→ **Task to complete**
The records below must be retyped exactly.

Rows from a dataset
# # # # #
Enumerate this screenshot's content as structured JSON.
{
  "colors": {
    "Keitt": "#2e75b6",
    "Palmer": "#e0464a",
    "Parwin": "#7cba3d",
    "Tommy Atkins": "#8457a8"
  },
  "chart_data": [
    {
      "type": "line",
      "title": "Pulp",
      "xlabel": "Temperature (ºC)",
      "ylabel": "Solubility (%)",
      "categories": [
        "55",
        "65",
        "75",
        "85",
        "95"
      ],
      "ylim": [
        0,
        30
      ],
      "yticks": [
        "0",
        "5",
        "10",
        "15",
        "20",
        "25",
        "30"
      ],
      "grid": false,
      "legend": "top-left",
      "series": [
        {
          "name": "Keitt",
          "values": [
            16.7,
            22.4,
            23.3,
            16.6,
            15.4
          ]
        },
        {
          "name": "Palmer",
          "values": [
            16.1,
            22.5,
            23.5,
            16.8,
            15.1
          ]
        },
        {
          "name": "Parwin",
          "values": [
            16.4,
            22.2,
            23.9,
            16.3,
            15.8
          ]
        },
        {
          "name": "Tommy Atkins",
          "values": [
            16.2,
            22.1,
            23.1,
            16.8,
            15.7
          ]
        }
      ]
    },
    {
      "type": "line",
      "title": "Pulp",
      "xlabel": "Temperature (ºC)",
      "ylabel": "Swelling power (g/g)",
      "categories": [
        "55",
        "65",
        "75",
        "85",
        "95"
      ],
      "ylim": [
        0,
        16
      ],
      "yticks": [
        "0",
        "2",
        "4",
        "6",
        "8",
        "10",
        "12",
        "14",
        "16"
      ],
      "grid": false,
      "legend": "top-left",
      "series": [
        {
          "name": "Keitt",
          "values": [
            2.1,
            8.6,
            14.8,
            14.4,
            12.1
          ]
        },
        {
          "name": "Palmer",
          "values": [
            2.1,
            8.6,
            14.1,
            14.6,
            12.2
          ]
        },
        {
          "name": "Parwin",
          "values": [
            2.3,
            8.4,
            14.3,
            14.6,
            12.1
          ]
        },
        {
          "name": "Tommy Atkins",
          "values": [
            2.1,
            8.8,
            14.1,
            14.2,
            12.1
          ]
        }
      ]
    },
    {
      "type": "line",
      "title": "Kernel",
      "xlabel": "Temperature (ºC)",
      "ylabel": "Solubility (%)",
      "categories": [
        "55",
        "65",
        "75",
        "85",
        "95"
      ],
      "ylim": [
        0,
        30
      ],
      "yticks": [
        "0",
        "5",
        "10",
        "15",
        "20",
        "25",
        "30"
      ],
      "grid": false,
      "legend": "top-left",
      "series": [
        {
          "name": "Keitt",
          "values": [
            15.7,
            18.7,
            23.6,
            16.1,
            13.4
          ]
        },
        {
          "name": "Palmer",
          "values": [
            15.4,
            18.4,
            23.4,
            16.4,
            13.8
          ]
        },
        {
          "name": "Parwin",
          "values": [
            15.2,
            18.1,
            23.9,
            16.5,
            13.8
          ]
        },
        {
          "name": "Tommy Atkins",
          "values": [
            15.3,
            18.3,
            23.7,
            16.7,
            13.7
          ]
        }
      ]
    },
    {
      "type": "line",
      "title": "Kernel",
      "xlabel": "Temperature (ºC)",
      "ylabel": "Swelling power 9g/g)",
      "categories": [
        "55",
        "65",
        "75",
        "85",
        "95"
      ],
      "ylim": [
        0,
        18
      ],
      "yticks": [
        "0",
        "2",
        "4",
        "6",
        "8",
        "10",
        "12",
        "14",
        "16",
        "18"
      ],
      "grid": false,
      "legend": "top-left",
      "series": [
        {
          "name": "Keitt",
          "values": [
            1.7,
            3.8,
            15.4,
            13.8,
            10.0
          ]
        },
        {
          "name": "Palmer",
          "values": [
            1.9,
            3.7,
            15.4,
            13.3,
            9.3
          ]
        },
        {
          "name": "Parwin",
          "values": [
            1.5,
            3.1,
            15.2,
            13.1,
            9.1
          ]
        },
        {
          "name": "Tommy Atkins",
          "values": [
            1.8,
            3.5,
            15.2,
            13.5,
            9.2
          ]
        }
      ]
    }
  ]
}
# # # # #
→ **Answer for the task**
Enumerate this screenshot's content as structured JSON.
{
  "colors": {
    "Keitt": "#2e75b6",
    "Palmer": "#e0464a",
    "Parwin": "#7cba3d",
    "Tommy Atkins": "#8457a8"
  },
  "chart_data": [
    {
      "type": "line",
      "title": "Pulp",
      "xlabel": "Temperature (ºC)",
      "ylabel": "Solubility (%)",
      "categories": [
        "55",
        "65",
        "75",
        "85",
        "95"
      ],
      "ylim": [
        0,
        30
      ],
      "yticks": [
        "0",
        "5",
        "10",
        "15",
        "20",
        "25",
        "30"
      ],
      "grid": false,
      "legend": "top-left",
      "series": [
        {
          "name": "Keitt",
          "values": [
            16.7,
            22.4,
            23.3,
            16.6,
            15.4
          ]
        },
        {
          "name": "Palmer",
          "values": [
            16.1,
            22.5,
            23.5,
            16.8,
            15.1
          ]
        },
        {
          "name": "Parwin",
          "values": [
            16.4,
            22.2,
            23.9,
            16.3,
            15.8
          ]
        },
        {
          "name": "Tommy Atkins",
          "values": [
            16.2,
            22.1,
            23.1,
            16.8,
            15.7
          ]
        }
      ]
    },
    {
      "type": "line",
      "title": "Pulp",
      "xlabel": "Temperature (ºC)",
      "ylabel": "Swelling power (g/g)",
      "categories": [
        "55",
        "65",
        "75",
        "85",
        "95"
      ],
      "ylim": [
        0,
        16
      ],
      "yticks": [
        "0",
        "2",
        "4",
        "6",
        "8",
        "10",
        "12",
        "14",
        "16"
      ],
      "grid": false,
      "legend": "top-left",
      "series": [
        {
          "name": "Keitt",
          "values": [
            2.1,
            8.6,
            14.8,
            14.4,
            12.1
          ]
        },
        {
          "name": "Palmer",
          "values": [
            2.1,
            8.6,
            14.1,
            14.6,
            12.2
          ]
        },
        {
          "name": "Parwin",
          "values": [
            2.3,
            8.4,
            14.3,
            14.6,
            12.1
          ]
        },
        {
          "name": "Tommy Atkins",
          "values": [
            2.1,
            8.8,
            14.1,
            14.2,
            12.1
          ]
        }
      ]
    },
    {
      "type": "line",
      "title": "Kernel",
      "xlabel": "Temperature (ºC)",
      "ylabel": "Solubility (%)",
      "categories": [
        "55",
        "65",
        "75",
        "85",
        "95"
      ],
      "ylim": [
        0,
        30
      ],
      "yticks": [
        "0",
        "5",
        "10",
        "15",
        "20",
        "25",
        "30"
      ],
      "grid": false,
      "legend": "top-left",
      "series": [
        {
          "name": "Keitt",
          "values": [
            15.7,
            18.7,
            23.6,
            16.1,
            13.4
          ]
        },
        {
          "name": "Palmer",
          "values": [
            15.4,
            18.4,
            23.4,
            16.4,
            13.8
          ]
        },
        {
          "name": "Parwin",
          "values": [
            15.2,
            18.1,
            23.9,
            16.5,
            13.8
          ]
        },
        {
          "name": "Tommy Atkins",
          "values": [
            15.3,
            18.3,
            23.7,
            16.7,
            13.7
          ]
        }
      ]
    },
    {
      "type": "line",
      "title": "Kernel",
      "xlabel": "Temperature (ºC)",
      "ylabel": "Swelling power 9g/g)",
      "categories": [
        "55",
        "65",
        "75",
        "85",
        "95"
      ],
      "ylim": [
        0,
        18
      ],
      "yticks": [
        "0",
        "2",
        "4",
        "6",
        "8",
        "10",
        "12",
        "14",
        "16",
        "18"
      ],
      "grid": false,
      "legend": "top-left",
      "series": [
        {
          "name": "Keitt",
          "values": [
            1.7,
            3.8,
            15.4,
            13.8,
            10.0
          ]
        },
        {
          "name": "Palmer",
          "values": [
            1.9,
            3.7,
            15.4,
            13.3,
            9.3
          ]
        },
        {
          "name": "Parwin",
          "values": [
            1.5,
            3.1,
            15.2,
            13.1,
            9.1
          ]
        },
        {
          "name": "Tommy Atkins",
          "values": [
            1.8,
            3.5,
            15.2,
            13.5,
            9.2
          ]
        }
      ]
    }
  ]
}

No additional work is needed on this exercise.